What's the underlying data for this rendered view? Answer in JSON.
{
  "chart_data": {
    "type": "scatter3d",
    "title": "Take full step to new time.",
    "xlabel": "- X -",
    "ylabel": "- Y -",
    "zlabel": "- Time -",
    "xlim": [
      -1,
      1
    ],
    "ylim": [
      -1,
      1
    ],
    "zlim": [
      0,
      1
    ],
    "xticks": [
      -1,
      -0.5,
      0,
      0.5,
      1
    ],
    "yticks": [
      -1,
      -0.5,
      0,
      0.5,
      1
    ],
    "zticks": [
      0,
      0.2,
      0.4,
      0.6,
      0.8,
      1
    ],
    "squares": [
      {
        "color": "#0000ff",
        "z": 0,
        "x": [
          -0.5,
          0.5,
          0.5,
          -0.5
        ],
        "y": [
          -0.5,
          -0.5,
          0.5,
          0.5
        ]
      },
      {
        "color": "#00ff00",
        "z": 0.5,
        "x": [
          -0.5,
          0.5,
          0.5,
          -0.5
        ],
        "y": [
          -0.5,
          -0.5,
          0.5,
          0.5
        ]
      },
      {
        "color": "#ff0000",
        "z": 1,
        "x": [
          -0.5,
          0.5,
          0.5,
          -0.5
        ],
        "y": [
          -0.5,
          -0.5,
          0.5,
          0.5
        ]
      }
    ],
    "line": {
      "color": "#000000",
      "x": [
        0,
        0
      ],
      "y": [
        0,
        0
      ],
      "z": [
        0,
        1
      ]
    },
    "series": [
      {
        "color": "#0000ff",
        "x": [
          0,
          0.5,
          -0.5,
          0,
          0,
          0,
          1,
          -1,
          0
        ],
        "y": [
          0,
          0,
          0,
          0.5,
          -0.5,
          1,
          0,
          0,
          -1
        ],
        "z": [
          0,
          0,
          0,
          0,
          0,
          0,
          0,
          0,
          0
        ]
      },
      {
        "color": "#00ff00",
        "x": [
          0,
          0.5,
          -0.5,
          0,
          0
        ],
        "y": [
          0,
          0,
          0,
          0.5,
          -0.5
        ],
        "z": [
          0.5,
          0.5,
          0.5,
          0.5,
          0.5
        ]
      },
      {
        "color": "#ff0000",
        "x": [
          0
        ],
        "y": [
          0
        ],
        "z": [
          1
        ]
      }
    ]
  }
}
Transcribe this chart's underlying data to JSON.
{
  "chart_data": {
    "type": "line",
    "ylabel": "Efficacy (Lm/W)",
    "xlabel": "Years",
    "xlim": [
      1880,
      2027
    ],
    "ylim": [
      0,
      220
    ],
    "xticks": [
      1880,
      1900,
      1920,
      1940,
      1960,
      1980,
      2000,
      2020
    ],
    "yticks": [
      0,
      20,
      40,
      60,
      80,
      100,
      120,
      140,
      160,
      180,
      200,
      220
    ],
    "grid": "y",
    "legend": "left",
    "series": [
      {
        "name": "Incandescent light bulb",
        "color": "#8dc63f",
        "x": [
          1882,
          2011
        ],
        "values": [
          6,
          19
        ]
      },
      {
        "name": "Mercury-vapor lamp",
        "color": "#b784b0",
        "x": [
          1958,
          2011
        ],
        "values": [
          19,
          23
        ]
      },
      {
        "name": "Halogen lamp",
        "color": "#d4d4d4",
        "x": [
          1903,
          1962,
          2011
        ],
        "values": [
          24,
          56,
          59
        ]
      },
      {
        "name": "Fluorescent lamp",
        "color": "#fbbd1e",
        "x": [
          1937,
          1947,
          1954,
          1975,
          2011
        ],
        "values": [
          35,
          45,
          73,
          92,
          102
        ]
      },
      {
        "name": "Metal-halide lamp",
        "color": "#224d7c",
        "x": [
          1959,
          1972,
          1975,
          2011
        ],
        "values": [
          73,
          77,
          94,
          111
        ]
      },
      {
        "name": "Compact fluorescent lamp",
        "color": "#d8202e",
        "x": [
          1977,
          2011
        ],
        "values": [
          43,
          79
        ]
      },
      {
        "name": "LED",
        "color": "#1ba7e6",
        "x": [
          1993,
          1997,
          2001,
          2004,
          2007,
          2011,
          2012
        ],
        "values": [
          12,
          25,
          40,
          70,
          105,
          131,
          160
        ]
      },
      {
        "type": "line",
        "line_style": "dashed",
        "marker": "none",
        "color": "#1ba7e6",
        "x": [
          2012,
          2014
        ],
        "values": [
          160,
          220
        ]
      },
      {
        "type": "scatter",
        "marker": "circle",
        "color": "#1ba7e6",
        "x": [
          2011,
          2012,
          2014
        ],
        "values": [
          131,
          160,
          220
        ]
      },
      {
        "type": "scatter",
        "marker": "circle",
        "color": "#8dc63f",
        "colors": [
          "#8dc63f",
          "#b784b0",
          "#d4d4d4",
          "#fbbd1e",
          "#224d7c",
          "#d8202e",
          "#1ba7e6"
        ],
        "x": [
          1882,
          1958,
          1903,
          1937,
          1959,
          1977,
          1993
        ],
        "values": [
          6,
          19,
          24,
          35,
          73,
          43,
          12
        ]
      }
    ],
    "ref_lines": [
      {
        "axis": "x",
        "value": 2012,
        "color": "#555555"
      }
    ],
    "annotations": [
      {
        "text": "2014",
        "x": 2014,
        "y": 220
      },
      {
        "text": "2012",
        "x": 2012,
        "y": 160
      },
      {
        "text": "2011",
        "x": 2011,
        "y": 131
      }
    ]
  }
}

◆ The problem: Of all the lines in the entries, how many contain the word "JSON"? Give only the number.

◆ Final result: 2